▶ [PROBLEM DESCRIPTION] Present the following entries again, word for word and in full.

▶ [MATERIAL TO PROCESS]
▽

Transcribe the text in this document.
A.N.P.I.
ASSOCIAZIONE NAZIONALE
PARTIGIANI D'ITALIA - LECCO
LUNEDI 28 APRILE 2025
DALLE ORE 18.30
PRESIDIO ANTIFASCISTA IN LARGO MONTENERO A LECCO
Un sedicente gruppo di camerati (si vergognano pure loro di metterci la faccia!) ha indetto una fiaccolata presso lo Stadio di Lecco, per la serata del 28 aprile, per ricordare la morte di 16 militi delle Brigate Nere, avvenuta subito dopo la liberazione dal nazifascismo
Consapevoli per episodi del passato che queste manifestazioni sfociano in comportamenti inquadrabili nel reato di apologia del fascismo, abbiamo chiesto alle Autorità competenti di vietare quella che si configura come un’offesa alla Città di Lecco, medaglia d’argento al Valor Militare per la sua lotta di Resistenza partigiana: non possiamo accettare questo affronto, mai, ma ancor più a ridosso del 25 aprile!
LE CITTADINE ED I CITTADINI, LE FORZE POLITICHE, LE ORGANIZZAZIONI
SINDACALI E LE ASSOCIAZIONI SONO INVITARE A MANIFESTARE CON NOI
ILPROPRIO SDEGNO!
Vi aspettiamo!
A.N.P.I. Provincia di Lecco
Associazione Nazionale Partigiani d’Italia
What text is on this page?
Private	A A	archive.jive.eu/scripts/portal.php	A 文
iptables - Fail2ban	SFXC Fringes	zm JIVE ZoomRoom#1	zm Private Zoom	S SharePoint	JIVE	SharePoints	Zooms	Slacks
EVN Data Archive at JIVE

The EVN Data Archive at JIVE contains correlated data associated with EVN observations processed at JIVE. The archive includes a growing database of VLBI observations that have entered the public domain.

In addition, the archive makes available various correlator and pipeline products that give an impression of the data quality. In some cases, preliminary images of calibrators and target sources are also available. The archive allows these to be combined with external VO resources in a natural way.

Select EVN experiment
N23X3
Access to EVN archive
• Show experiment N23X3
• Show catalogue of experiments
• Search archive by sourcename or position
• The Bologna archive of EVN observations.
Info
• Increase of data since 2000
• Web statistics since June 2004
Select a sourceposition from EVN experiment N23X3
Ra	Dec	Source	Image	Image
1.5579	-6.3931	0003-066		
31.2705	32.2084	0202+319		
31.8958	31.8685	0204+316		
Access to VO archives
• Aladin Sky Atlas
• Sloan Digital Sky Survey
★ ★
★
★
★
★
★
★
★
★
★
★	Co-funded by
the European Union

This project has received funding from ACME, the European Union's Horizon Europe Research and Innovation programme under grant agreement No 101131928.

△

▶ [WRITTEN SOLUTION]
Transcribe the text in this document.
A.N.P.I.
ASSOCIAZIONE NAZIONALE
PARTIGIANI D'ITALIA - LECCO
LUNEDI 28 APRILE 2025
DALLE ORE 18.30
PRESIDIO ANTIFASCISTA IN LARGO MONTENERO A LECCO
Un sedicente gruppo di camerati (si vergognano pure loro di metterci la faccia!) ha indetto una fiaccolata presso lo Stadio di Lecco, per la serata del 28 aprile, per ricordare la morte di 16 militi delle Brigate Nere, avvenuta subito dopo la liberazione dal nazifascismo
Consapevoli per episodi del passato che queste manifestazioni sfociano in comportamenti inquadrabili nel reato di apologia del fascismo, abbiamo chiesto alle Autorità competenti di vietare quella che si configura come un’offesa alla Città di Lecco, medaglia d’argento al Valor Militare per la sua lotta di Resistenza partigiana: non possiamo accettare questo affronto, mai, ma ancor più a ridosso del 25 aprile!
LE CITTADINE ED I CITTADINI, LE FORZE POLITICHE, LE ORGANIZZAZIONI
SINDACALI E LE ASSOCIAZIONI SONO INVITARE A MANIFESTARE CON NOI
ILPROPRIO SDEGNO!
Vi aspettiamo!
A.N.P.I. Provincia di Lecco
Associazione Nazionale Partigiani d’Italia
What text is on this page?
Private	A A	archive.jive.eu/scripts/portal.php	A 文
iptables - Fail2ban	SFXC Fringes	zm JIVE ZoomRoom#1	zm Private Zoom	S SharePoint	JIVE	SharePoints	Zooms	Slacks
EVN Data Archive at JIVE

The EVN Data Archive at JIVE contains correlated data associated with EVN observations processed at JIVE. The archive includes a growing database of VLBI observations that have entered the public domain.

In addition, the archive makes available various correlator and pipeline products that give an impression of the data quality. In some cases, preliminary images of calibrators and target sources are also available. The archive allows these to be combined with external VO resources in a natural way.

Select EVN experiment
N23X3
Access to EVN archive
• Show experiment N23X3
• Show catalogue of experiments
• Search archive by sourcename or position
• The Bologna archive of EVN observations.
Info
• Increase of data since 2000
• Web statistics since June 2004
Select a sourceposition from EVN experiment N23X3
Ra	Dec	Source	Image	Image
1.5579	-6.3931	0003-066		
31.2705	32.2084	0202+319		
31.8958	31.8685	0204+316		
Access to VO archives
• Aladin Sky Atlas
• Sloan Digital Sky Survey
★ ★
★
★
★
★
★
★
★
★
★
★	Co-funded by
the European Union

This project has received funding from ACME, the European Union's Horizon Europe Research and Innovation programme under grant agreement No 101131928.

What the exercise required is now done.